_Goal:_ Which lines hold the word "structured"? Copy each one.

▬▬▬▬▬▬

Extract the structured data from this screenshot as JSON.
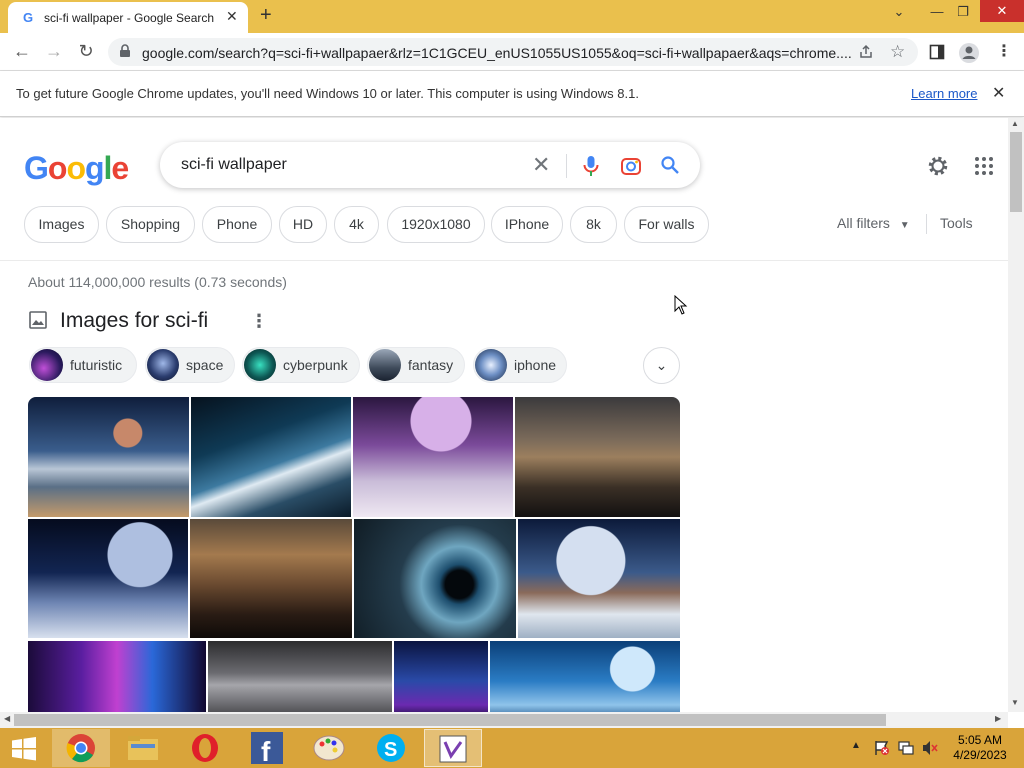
{
  "browser": {
    "tab_title": "sci-fi wallpaper - Google Search",
    "url": "google.com/search?q=sci-fi+wallpapaer&rlz=1C1GCEU_enUS1055US1055&oq=sci-fi+wallpapaer&aqs=chrome...."
  },
  "infobar": {
    "message": "To get future Google Chrome updates, you'll need Windows 10 or later. This computer is using Windows 8.1.",
    "learn_more": "Learn more"
  },
  "google": {
    "logo": "Google",
    "query": "sci-fi wallpaper",
    "filter_chips": [
      "Images",
      "Shopping",
      "Phone",
      "HD",
      "4k",
      "1920x1080",
      "IPhone",
      "8k",
      "For walls"
    ],
    "all_filters": "All filters",
    "tools": "Tools",
    "results_stats": "About 114,000,000 results (0.73 seconds)",
    "images_heading": "Images for sci-fi",
    "related_chips": [
      "futuristic",
      "space",
      "cyberpunk",
      "fantasy",
      "iphone"
    ]
  },
  "taskbar": {
    "time": "5:05 AM",
    "date": "4/29/2023",
    "apps": [
      "start-button",
      "chrome-icon",
      "file-explorer-icon",
      "opera-icon",
      "facebook-icon",
      "paint-icon",
      "skype-icon",
      "visual-studio-icon"
    ]
  },
  "colors": {
    "titlebar": "#eac04d",
    "taskbar": "#d9a43a",
    "link_blue": "#1a57c8"
  }
}
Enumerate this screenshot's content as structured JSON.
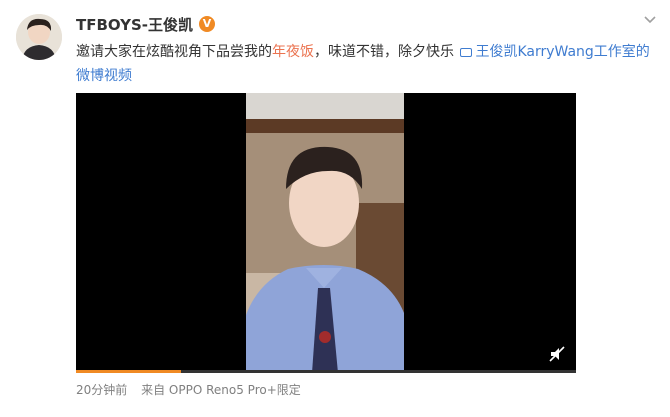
{
  "post": {
    "username": "TFBOYS-王俊凯",
    "verified_badge": "V",
    "text_before": "邀请大家在炫酷视角下品尝我的",
    "topic_link": "年夜饭",
    "text_after": "，味道不错，除夕快乐 ",
    "video_link": "王俊凯KarryWang工作室的微博视频",
    "time": "20分钟前",
    "source": "来自 OPPO Reno5 Pro+限定",
    "video_progress": 0.21
  },
  "icons": {
    "more": "chevron-down-icon",
    "video_link": "video-icon",
    "mute": "mute-icon"
  },
  "colors": {
    "link_orange": "#eb7350",
    "link_blue": "#3f7cd0",
    "badge": "#f08a24"
  }
}
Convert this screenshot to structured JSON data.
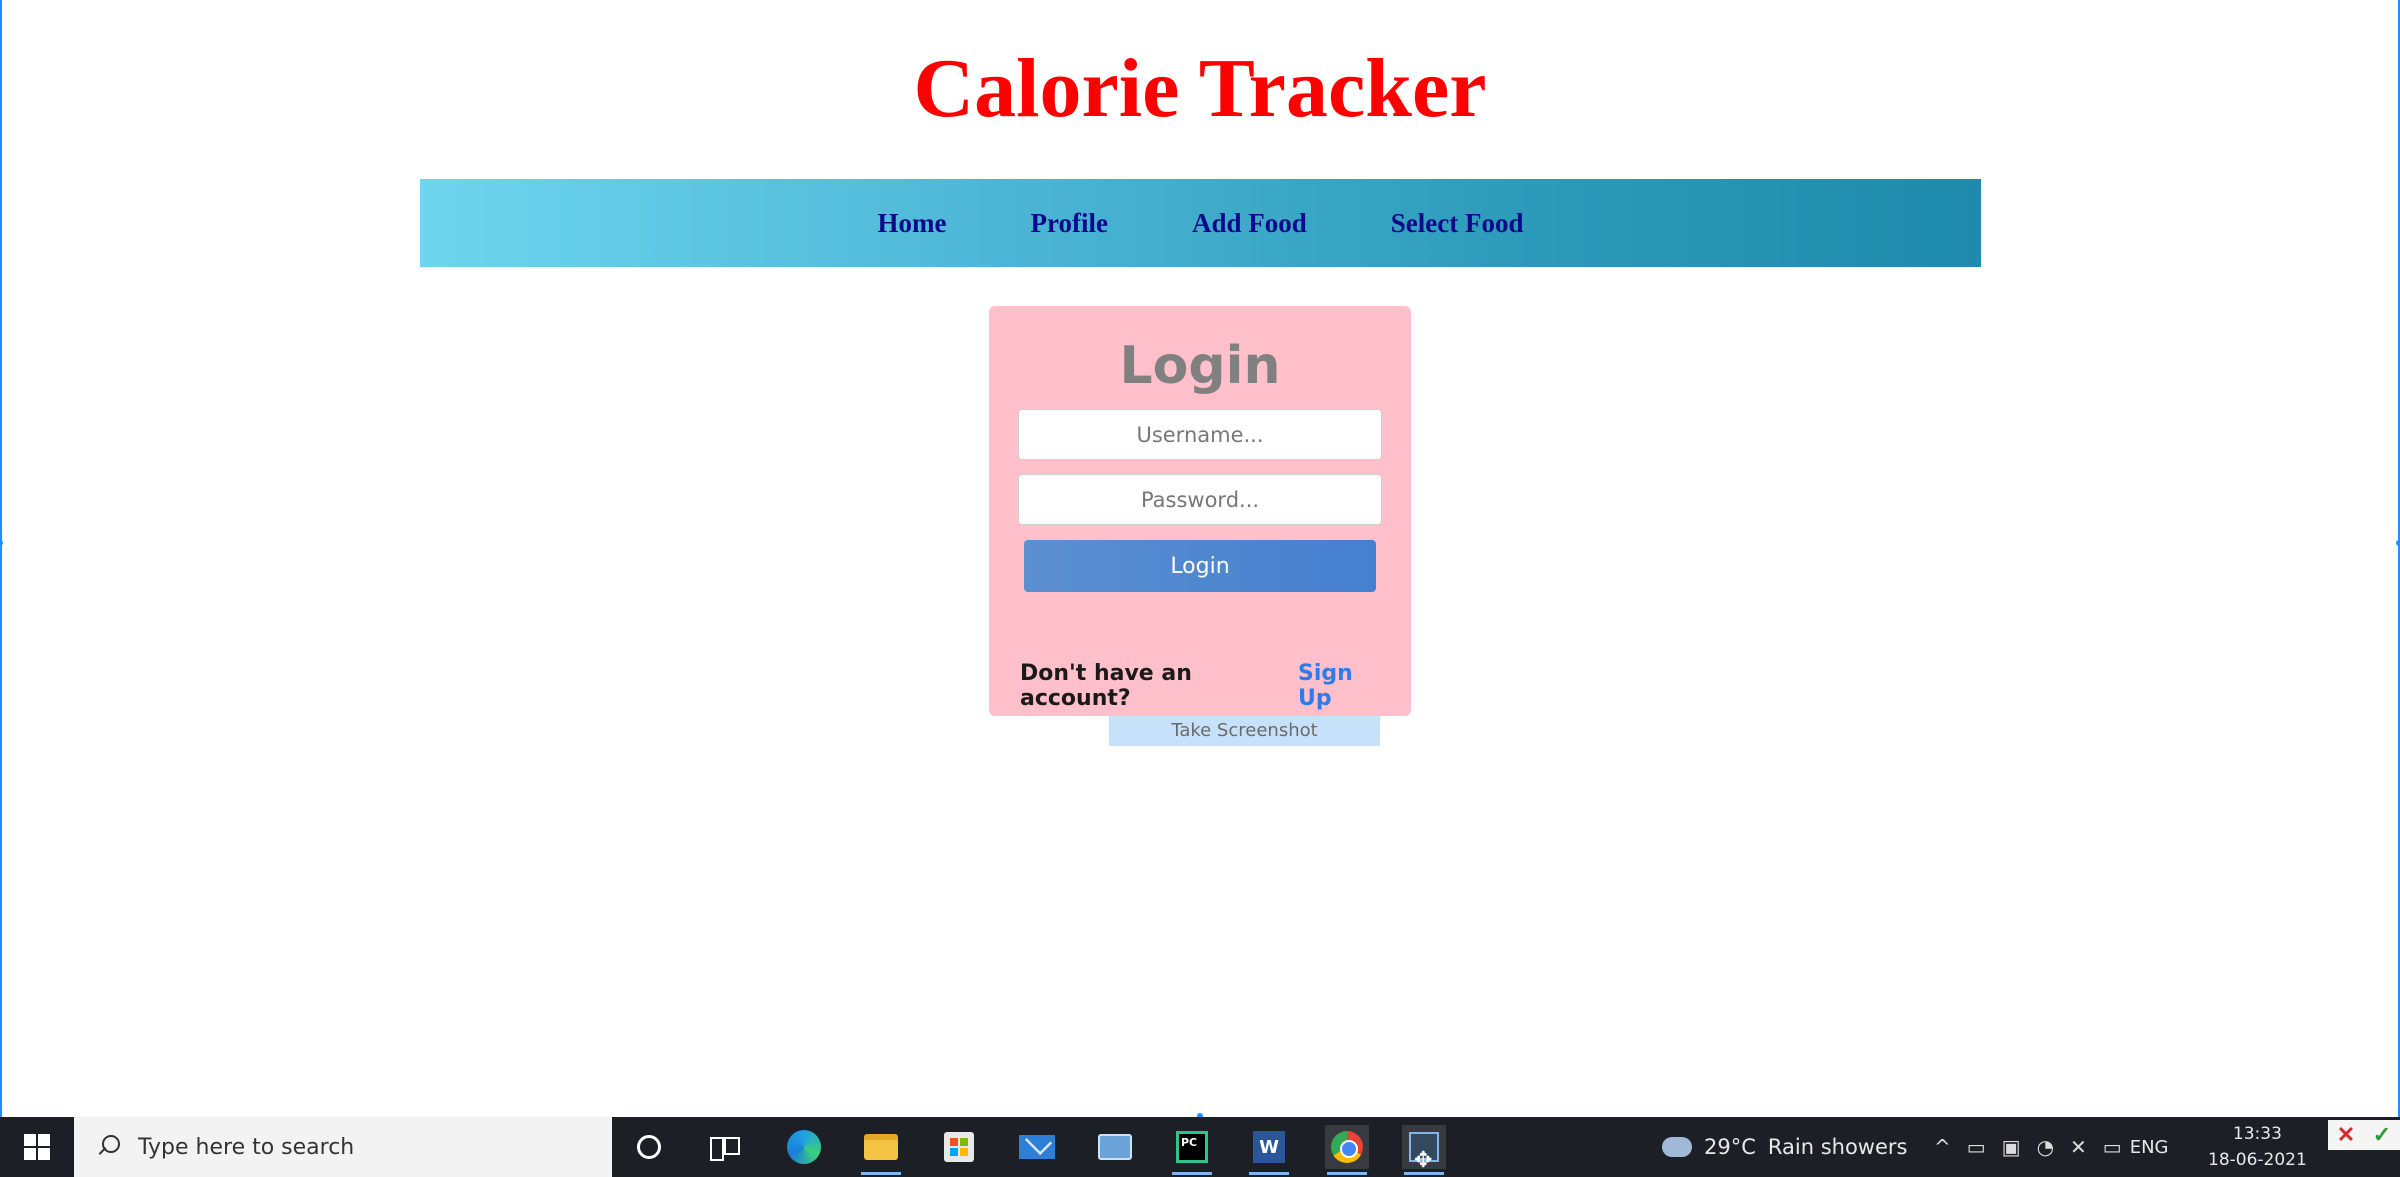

▬▬▬▬▬▬

_Full solution:_
Extract the structured data from this screenshot as JSON.
Enumerate this screenshot's content as structured JSON.
Convert this screenshot to structured JSON data.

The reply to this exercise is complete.